## STATED TASK:
Every line below that holds the string "差压计装在节流装置下方" should be copied out.

--- start DATA SHOWN ---

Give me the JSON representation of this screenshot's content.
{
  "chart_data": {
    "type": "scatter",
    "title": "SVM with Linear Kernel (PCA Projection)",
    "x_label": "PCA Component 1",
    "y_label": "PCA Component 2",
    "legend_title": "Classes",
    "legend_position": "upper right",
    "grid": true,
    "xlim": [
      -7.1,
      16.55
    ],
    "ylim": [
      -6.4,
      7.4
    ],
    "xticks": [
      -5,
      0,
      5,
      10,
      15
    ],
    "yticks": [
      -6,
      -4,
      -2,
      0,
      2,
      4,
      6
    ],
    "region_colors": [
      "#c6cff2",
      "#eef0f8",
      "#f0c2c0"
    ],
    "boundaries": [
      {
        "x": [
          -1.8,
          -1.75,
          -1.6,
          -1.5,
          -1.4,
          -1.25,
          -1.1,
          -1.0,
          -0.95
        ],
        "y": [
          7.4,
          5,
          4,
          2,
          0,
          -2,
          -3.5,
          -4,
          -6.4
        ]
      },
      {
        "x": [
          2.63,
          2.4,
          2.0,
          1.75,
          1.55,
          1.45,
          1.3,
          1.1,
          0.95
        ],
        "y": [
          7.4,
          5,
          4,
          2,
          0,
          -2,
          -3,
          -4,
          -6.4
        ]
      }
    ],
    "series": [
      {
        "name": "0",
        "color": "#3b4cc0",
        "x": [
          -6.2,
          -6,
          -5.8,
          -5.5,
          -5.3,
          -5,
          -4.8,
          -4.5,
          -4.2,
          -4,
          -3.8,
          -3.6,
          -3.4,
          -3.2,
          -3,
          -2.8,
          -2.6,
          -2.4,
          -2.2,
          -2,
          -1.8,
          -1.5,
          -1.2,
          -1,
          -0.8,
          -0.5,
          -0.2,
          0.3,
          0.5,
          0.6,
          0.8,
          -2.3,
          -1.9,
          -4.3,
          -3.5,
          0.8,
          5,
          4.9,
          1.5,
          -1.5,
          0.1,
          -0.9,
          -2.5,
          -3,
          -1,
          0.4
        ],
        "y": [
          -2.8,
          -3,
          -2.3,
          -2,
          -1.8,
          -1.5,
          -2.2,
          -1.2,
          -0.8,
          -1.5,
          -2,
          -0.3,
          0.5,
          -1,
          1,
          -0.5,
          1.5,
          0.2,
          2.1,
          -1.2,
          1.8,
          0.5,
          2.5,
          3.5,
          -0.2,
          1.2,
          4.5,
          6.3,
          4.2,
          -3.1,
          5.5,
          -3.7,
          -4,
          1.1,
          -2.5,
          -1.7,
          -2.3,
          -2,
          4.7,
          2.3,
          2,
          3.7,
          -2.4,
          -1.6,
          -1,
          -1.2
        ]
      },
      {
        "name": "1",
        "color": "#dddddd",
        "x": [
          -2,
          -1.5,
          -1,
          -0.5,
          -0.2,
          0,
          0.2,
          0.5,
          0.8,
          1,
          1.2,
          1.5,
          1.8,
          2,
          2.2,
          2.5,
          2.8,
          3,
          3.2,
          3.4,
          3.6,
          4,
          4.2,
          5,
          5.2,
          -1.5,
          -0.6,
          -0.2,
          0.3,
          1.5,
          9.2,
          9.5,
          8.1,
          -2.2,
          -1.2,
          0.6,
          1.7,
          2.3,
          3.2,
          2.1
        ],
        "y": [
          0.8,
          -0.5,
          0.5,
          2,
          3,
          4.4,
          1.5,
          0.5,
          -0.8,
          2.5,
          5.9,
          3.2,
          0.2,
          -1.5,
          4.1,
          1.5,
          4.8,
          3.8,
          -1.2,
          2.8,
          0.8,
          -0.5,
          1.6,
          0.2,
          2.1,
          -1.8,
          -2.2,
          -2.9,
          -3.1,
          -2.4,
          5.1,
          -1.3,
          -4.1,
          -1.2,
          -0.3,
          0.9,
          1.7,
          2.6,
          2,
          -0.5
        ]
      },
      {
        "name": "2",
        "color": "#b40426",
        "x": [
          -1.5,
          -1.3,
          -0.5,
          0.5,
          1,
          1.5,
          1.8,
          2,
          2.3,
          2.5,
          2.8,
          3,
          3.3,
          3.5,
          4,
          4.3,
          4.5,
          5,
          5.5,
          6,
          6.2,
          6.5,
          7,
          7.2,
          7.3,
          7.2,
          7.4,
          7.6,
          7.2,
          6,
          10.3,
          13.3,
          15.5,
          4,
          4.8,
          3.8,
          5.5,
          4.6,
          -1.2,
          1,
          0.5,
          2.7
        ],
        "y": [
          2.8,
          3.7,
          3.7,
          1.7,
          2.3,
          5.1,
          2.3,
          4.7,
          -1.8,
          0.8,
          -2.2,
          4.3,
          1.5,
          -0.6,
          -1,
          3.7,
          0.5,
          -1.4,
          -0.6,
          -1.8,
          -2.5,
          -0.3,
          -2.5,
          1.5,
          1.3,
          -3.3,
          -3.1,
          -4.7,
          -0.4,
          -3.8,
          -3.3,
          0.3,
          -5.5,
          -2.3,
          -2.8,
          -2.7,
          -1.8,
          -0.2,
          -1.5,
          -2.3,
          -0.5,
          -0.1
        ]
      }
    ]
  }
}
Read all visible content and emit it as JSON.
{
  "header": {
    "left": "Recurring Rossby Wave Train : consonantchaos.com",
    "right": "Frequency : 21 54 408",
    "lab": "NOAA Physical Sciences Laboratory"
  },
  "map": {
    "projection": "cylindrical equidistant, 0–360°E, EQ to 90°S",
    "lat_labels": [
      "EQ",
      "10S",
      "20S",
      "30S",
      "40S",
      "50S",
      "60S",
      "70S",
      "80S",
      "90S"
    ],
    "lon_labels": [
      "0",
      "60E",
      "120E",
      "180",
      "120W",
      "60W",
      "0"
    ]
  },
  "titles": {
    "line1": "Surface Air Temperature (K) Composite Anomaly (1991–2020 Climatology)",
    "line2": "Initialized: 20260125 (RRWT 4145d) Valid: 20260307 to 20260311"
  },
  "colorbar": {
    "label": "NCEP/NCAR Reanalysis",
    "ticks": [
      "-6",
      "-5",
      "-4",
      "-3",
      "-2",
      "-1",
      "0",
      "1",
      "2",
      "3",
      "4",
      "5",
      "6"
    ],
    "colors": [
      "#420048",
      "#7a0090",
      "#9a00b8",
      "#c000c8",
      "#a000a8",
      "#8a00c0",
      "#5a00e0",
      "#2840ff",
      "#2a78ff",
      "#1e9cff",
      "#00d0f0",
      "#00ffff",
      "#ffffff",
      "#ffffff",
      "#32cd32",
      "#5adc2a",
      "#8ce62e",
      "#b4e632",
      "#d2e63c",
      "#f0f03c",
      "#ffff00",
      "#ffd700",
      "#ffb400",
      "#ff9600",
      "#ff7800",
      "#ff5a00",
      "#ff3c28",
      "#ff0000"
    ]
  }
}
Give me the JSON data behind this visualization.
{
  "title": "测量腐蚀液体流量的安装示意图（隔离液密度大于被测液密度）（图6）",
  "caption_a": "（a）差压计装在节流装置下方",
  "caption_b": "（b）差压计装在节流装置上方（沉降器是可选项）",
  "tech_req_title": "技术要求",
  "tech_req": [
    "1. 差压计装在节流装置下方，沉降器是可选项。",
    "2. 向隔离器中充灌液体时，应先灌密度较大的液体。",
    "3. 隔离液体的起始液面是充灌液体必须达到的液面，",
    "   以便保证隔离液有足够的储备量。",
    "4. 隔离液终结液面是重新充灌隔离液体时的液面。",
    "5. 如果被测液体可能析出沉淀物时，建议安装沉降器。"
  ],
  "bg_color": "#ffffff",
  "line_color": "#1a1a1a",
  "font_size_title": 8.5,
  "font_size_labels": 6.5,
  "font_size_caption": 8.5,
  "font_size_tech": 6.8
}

--- end DATA SHOWN ---
--- start DATA SHOWN ---

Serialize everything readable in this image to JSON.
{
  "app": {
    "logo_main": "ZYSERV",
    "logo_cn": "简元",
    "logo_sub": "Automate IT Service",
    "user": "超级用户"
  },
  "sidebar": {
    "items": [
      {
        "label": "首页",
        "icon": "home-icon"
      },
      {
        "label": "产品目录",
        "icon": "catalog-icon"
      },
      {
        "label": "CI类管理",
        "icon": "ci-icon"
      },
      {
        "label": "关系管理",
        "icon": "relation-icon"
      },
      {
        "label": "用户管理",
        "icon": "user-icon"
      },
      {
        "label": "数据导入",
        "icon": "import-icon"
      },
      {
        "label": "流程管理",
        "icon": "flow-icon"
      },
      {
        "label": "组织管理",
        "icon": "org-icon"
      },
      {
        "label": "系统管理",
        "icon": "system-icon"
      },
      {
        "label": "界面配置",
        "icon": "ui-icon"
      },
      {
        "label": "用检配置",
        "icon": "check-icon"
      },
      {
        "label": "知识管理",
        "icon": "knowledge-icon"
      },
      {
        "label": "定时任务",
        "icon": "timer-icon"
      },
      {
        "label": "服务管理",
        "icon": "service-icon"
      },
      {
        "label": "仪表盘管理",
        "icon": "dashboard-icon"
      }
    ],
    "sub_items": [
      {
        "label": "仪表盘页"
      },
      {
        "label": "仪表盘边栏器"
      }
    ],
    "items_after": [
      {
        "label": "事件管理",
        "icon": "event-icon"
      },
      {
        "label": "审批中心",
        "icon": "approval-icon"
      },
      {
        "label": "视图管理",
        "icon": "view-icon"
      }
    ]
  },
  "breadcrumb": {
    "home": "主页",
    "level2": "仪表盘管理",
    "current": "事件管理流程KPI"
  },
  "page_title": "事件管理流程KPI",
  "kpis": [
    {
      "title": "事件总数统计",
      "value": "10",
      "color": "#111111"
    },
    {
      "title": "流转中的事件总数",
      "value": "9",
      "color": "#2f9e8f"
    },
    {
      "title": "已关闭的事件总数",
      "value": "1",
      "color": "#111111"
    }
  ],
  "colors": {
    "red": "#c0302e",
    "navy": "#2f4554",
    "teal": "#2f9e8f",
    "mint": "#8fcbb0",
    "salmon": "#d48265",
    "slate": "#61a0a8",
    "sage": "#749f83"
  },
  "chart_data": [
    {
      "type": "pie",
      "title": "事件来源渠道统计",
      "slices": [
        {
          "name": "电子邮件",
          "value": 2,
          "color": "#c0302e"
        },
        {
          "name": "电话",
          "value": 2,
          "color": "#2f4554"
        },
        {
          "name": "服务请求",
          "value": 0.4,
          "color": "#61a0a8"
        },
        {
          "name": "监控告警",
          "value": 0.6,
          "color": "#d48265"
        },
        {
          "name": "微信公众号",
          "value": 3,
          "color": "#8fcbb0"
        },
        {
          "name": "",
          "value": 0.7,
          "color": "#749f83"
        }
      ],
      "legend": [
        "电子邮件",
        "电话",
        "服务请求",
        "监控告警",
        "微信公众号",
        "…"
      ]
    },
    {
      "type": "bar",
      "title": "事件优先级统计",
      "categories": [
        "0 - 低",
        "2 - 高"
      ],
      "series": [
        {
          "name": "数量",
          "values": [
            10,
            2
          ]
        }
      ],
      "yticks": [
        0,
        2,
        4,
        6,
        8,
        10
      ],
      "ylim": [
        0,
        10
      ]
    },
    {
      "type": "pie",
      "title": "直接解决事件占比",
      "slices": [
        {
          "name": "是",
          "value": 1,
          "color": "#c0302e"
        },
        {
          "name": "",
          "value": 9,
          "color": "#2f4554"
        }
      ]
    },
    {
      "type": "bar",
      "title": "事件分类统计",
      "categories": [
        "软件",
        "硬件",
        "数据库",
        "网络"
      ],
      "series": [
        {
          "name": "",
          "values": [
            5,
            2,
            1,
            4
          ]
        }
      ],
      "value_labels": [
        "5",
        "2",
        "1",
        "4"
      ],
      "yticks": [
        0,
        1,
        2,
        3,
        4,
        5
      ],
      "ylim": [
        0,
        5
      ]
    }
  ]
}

--- end DATA SHOWN ---
--- start DATA SHOWN ---

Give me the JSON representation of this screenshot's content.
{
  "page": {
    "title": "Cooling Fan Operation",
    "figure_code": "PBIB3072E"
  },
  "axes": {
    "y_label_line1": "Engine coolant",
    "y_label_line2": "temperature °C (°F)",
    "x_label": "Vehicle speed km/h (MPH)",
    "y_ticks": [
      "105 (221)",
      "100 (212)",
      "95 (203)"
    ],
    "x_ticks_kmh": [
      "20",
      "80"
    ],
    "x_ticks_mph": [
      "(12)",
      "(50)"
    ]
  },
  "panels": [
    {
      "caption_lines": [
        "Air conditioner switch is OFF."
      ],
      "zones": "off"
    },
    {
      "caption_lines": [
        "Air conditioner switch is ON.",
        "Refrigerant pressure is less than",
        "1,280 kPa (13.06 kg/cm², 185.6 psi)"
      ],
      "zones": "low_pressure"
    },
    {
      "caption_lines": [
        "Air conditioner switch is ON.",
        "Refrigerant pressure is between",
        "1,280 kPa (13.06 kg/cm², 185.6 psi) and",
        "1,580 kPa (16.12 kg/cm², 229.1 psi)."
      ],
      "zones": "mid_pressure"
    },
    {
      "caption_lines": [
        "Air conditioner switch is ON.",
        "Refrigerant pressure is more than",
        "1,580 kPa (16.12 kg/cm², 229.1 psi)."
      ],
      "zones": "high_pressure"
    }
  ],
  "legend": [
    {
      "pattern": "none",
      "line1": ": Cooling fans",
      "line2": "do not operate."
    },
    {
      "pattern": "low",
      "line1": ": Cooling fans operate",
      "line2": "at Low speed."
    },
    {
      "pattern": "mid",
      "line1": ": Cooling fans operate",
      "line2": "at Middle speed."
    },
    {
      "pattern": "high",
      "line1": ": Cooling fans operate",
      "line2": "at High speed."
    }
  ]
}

--- end DATA SHOWN ---

## EXERCISE SOLUTION:
  "caption_a": "（a）差压计装在节流装置下方",
    "1. 差压计装在节流装置下方，沉降器是可选项。",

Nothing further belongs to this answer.